What number of lines hold the word "alaspäin"? State that number and nothing besides.
[Start Data to use]
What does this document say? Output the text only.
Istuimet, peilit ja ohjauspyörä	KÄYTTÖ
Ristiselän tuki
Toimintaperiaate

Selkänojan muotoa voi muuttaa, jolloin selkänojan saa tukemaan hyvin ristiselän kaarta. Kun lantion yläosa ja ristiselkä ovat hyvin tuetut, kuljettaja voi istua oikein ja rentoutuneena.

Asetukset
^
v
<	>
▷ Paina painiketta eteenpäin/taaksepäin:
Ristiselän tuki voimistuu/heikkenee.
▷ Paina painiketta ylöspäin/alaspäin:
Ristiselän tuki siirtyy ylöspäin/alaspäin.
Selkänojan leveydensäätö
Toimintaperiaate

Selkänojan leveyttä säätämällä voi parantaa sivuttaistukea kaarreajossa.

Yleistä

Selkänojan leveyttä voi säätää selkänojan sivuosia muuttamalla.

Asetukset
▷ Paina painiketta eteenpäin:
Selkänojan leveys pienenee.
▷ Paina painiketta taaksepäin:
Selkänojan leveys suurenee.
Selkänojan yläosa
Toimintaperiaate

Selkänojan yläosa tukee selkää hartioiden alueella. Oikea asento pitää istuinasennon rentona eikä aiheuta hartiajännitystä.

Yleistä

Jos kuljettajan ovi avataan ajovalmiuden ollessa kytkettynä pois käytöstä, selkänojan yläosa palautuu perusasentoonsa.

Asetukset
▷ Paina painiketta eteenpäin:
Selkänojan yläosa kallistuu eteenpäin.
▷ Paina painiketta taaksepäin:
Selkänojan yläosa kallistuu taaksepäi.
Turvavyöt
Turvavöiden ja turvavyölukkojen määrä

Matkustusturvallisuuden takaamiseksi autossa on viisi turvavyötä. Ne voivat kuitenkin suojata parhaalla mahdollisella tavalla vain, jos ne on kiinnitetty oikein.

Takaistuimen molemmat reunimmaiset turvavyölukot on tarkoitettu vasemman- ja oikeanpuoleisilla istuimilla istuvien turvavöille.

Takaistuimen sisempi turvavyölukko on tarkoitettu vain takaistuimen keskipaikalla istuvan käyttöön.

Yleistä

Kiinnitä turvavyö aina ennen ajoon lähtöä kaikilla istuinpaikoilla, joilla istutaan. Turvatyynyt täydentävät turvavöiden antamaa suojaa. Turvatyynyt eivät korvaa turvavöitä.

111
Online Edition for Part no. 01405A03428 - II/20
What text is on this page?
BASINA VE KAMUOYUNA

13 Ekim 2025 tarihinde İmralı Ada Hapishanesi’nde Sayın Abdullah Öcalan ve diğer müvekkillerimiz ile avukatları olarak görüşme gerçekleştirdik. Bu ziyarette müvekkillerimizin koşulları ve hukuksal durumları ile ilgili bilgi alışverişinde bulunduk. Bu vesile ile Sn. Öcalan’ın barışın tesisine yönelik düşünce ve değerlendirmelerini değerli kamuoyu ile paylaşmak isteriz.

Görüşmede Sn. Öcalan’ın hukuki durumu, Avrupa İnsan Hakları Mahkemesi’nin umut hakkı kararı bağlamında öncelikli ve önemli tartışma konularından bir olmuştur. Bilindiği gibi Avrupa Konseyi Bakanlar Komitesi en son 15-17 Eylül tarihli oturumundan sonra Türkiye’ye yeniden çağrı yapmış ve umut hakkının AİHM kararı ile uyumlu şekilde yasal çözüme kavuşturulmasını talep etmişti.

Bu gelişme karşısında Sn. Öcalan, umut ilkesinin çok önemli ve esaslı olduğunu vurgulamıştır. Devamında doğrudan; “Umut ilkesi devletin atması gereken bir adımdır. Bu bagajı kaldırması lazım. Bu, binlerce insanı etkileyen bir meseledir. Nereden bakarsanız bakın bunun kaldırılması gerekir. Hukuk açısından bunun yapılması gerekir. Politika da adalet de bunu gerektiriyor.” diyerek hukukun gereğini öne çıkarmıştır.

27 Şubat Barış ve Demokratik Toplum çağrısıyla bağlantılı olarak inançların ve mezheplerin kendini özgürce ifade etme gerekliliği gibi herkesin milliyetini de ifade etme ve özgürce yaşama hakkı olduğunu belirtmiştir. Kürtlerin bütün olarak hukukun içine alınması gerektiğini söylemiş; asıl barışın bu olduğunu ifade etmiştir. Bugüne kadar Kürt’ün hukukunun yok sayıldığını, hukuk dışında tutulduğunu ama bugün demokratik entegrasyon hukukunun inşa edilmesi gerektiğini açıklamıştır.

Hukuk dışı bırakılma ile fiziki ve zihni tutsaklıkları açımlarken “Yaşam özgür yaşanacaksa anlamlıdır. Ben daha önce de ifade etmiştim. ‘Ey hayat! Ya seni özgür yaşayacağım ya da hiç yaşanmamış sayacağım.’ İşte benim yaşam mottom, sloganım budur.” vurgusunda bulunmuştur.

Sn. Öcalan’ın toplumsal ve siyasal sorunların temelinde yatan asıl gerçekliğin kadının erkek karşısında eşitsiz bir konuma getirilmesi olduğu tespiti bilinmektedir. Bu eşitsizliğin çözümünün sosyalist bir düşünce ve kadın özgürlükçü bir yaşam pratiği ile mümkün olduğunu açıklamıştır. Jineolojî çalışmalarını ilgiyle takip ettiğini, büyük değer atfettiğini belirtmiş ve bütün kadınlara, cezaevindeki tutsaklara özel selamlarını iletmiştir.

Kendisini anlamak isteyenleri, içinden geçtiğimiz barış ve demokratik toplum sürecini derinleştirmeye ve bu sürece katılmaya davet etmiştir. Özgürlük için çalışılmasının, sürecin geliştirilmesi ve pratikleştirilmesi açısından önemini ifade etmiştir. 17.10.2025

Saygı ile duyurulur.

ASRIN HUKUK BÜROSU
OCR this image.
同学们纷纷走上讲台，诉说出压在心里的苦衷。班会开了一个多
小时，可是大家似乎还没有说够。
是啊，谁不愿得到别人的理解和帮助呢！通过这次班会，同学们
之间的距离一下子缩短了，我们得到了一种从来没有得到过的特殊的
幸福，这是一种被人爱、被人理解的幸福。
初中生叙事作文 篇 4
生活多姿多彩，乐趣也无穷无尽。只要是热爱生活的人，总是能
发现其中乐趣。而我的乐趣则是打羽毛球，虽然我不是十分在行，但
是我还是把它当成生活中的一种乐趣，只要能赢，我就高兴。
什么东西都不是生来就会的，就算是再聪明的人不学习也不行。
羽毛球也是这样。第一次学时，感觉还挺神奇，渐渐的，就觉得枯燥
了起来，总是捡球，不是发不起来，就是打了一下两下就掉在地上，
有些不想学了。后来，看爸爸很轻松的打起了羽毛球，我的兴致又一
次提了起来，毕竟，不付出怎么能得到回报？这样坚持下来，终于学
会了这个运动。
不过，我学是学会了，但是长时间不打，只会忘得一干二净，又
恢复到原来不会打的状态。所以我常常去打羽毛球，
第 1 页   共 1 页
[End Data to use]
**Complete answer:** 2